"""

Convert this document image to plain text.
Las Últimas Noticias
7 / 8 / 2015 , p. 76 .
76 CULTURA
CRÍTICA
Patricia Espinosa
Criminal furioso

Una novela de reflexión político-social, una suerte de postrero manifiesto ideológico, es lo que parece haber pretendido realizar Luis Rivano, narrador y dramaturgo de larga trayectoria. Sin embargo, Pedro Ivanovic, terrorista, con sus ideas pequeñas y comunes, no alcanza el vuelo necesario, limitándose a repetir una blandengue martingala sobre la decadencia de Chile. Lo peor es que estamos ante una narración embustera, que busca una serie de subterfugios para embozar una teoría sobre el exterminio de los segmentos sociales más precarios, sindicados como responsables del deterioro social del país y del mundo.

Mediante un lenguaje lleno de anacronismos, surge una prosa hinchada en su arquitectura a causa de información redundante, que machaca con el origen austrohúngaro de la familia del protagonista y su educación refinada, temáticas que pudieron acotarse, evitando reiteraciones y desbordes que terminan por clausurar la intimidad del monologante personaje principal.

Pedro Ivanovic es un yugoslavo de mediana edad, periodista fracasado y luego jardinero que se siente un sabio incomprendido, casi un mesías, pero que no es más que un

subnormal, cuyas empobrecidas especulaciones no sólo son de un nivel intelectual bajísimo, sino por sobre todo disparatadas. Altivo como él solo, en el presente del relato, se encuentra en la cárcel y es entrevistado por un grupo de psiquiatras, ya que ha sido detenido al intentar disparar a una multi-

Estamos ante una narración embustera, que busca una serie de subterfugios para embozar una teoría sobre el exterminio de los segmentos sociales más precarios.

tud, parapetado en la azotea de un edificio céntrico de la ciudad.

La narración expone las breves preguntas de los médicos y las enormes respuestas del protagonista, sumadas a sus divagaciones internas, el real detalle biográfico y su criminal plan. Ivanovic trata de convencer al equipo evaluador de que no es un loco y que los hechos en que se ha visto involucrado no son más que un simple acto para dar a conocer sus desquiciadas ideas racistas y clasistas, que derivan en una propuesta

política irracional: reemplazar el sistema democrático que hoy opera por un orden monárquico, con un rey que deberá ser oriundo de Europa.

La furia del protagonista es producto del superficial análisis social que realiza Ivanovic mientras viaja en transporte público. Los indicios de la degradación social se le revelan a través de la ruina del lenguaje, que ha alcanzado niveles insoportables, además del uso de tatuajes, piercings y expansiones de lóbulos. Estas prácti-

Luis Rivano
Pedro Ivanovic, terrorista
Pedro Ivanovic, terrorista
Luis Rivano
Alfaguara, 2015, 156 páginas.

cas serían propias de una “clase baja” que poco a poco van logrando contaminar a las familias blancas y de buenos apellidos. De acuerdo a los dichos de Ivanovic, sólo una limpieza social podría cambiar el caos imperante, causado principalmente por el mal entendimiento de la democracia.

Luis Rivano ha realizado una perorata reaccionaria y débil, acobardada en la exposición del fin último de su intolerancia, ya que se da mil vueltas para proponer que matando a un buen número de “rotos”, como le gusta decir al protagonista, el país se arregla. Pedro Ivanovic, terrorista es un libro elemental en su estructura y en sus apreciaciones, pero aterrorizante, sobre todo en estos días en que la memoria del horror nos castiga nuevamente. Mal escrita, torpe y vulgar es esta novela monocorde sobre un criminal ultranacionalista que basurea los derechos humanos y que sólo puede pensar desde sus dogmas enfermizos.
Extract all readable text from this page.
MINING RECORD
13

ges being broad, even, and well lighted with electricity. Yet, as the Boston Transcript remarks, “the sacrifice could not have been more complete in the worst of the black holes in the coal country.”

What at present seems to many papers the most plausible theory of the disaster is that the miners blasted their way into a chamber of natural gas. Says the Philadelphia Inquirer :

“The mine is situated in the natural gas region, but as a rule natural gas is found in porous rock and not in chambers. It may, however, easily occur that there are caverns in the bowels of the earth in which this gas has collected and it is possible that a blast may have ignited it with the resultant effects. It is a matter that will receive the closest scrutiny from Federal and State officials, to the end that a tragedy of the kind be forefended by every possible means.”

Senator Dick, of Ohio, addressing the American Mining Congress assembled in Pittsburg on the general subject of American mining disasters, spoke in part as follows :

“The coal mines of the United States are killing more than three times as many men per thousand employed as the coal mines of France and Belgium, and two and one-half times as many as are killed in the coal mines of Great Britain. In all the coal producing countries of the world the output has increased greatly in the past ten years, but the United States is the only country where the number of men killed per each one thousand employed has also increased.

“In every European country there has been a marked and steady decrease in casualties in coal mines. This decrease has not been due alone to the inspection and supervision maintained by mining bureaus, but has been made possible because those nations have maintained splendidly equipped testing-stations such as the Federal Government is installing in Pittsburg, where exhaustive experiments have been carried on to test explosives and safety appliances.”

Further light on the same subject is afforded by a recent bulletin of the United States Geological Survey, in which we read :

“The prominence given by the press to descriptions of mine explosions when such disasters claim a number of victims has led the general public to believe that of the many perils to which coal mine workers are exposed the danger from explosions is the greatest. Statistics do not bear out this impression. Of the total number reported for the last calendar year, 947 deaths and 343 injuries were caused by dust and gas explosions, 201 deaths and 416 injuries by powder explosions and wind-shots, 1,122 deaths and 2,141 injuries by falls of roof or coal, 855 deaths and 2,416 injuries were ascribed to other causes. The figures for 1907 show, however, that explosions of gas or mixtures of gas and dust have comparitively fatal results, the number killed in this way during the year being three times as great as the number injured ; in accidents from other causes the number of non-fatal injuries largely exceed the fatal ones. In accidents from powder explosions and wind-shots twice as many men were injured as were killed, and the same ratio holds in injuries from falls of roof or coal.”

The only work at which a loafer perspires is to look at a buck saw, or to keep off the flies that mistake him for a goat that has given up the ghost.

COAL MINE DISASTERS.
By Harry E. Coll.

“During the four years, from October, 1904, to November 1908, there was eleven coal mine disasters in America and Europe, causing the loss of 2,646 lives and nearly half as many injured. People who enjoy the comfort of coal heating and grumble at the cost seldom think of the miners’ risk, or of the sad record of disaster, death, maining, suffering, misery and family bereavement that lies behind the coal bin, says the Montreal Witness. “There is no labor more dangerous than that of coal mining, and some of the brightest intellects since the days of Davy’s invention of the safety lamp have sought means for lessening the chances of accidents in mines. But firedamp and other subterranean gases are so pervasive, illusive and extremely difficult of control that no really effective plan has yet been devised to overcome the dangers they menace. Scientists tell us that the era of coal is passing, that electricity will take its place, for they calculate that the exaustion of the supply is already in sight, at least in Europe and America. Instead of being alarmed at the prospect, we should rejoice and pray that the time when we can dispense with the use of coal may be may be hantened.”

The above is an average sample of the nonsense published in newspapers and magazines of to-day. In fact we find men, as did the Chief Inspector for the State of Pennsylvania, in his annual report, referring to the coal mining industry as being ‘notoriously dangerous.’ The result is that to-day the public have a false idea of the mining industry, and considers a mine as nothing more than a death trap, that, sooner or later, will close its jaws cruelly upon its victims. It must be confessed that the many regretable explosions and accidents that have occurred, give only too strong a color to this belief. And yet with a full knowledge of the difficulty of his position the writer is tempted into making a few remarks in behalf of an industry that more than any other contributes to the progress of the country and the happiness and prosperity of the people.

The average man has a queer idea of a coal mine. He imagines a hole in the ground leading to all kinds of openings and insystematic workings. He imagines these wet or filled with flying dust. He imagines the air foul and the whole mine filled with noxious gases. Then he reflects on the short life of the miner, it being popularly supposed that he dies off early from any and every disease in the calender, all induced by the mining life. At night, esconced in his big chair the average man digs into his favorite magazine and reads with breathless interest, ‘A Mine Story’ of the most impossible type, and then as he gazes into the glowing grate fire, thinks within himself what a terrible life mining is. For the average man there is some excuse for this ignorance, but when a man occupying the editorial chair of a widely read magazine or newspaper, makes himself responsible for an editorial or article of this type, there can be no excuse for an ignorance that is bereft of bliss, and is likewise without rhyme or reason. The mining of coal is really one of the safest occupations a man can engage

"""

*WHAT IS EXPECTED*: Within the data above, pick out all lines holding the word "however".

*EXERCISE RESPONSE*:
“The mine is situated in the natural gas region, but as a rule natural gas is found in porous rock and not in chambers. It may, however, easily occur that there are caverns in the bowels of the earth in which this gas has collected and it is possible that a blast may have ignited it with the resultant effects. It is a matter that will receive the closest scrutiny from Federal and State officials, to the end that a tragedy of the kind be forefended by every possible means.”
“The prominence given by the press to descriptions of mine explosions when such disasters claim a number of victims has led the general public to believe that of the many perils to which coal mine workers are exposed the danger from explosions is the greatest. Statistics do not bear out this impression. Of the total number reported for the last calendar year, 947 deaths and 343 injuries were caused by dust and gas explosions, 201 deaths and 416 injuries by powder explosions and wind-shots, 1,122 deaths and 2,141 injuries by falls of roof or coal, 855 deaths and 2,416 injuries were ascribed to other causes. The figures for 1907 show, however, that explosions of gas or mixtures of gas and dust have comparitively fatal results, the number killed in this way during the year being three times as great as the number injured ; in accidents from other causes the number of non-fatal injuries largely exceed the fatal ones. In accidents from powder explosions and wind-shots twice as many men were injured as were killed, and the same ratio holds in injuries from falls of roof or coal.”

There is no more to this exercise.